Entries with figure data
——

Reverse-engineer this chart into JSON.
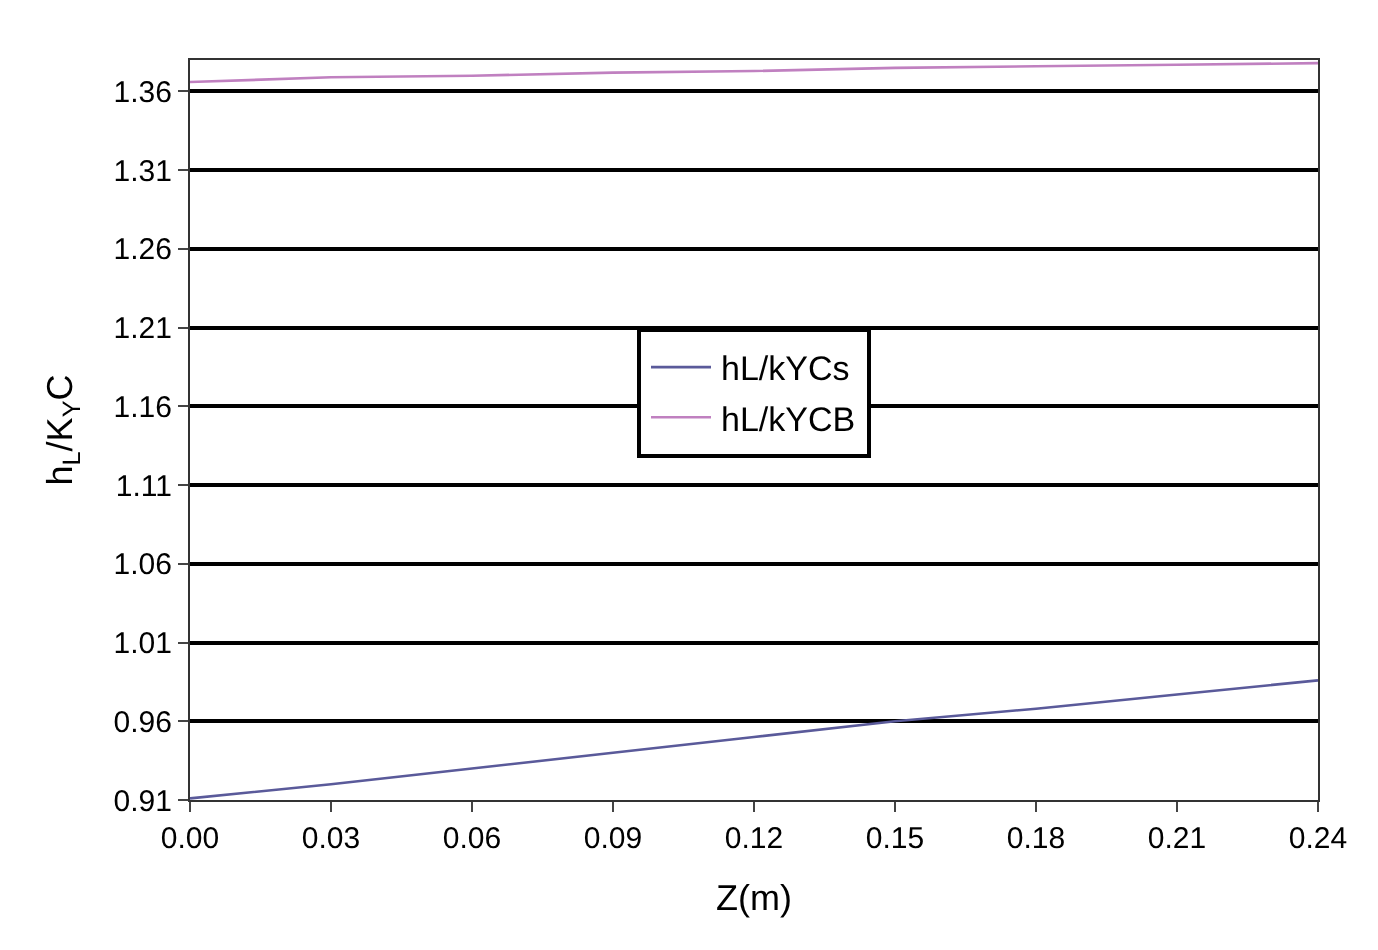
{
  "chart_data": {
    "type": "line",
    "xlabel": "Z(m)",
    "ylabel": "h$_{L}$/K$_{Y}$C",
    "x": [
      0,
      0.03,
      0.06,
      0.09,
      0.12,
      0.15,
      0.18,
      0.21,
      0.24
    ],
    "series": [
      {
        "name": "hL/kYCs",
        "color": "#5a5a9a",
        "values": [
          0.911,
          0.92,
          0.93,
          0.94,
          0.95,
          0.96,
          0.968,
          0.977,
          0.986
        ]
      },
      {
        "name": "hL/kYCB",
        "color": "#c080c0",
        "values": [
          1.366,
          1.369,
          1.37,
          1.372,
          1.373,
          1.375,
          1.376,
          1.377,
          1.378
        ]
      }
    ],
    "xlim": [
      0,
      0.24
    ],
    "xticks": [
      {
        "value": 0,
        "label": "0.00"
      },
      0.03,
      0.06,
      0.09,
      0.12,
      0.15,
      0.18,
      0.21,
      0.24
    ],
    "ylim": [
      0.91,
      1.38
    ],
    "yticks": [
      0.91,
      0.96,
      1.01,
      1.06,
      1.11,
      1.16,
      1.21,
      1.26,
      1.31,
      1.36
    ],
    "grid": "y",
    "legend": "center",
    "marker": "none",
    "line_style": "solid"
  }
}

——

◆ SET TASK ◆
Quote in full the listing given above; the images are to be left out.

◆ TASK ANSWER ◆
Reverse-engineer this chart into JSON.
{
  "chart_data": {
    "type": "line",
    "xlabel": "Z(m)",
    "ylabel": "h$_{L}$/K$_{Y}$C",
    "x": [
      0,
      0.03,
      0.06,
      0.09,
      0.12,
      0.15,
      0.18,
      0.21,
      0.24
    ],
    "series": [
      {
        "name": "hL/kYCs",
        "color": "#5a5a9a",
        "values": [
          0.911,
          0.92,
          0.93,
          0.94,
          0.95,
          0.96,
          0.968,
          0.977,
          0.986
        ]
      },
      {
        "name": "hL/kYCB",
        "color": "#c080c0",
        "values": [
          1.366,
          1.369,
          1.37,
          1.372,
          1.373,
          1.375,
          1.376,
          1.377,
          1.378
        ]
      }
    ],
    "xlim": [
      0,
      0.24
    ],
    "xticks": [
      {
        "value": 0,
        "label": "0.00"
      },
      0.03,
      0.06,
      0.09,
      0.12,
      0.15,
      0.18,
      0.21,
      0.24
    ],
    "ylim": [
      0.91,
      1.38
    ],
    "yticks": [
      0.91,
      0.96,
      1.01,
      1.06,
      1.11,
      1.16,
      1.21,
      1.26,
      1.31,
      1.36
    ],
    "grid": "y",
    "legend": "center",
    "marker": "none",
    "line_style": "solid"
  }
}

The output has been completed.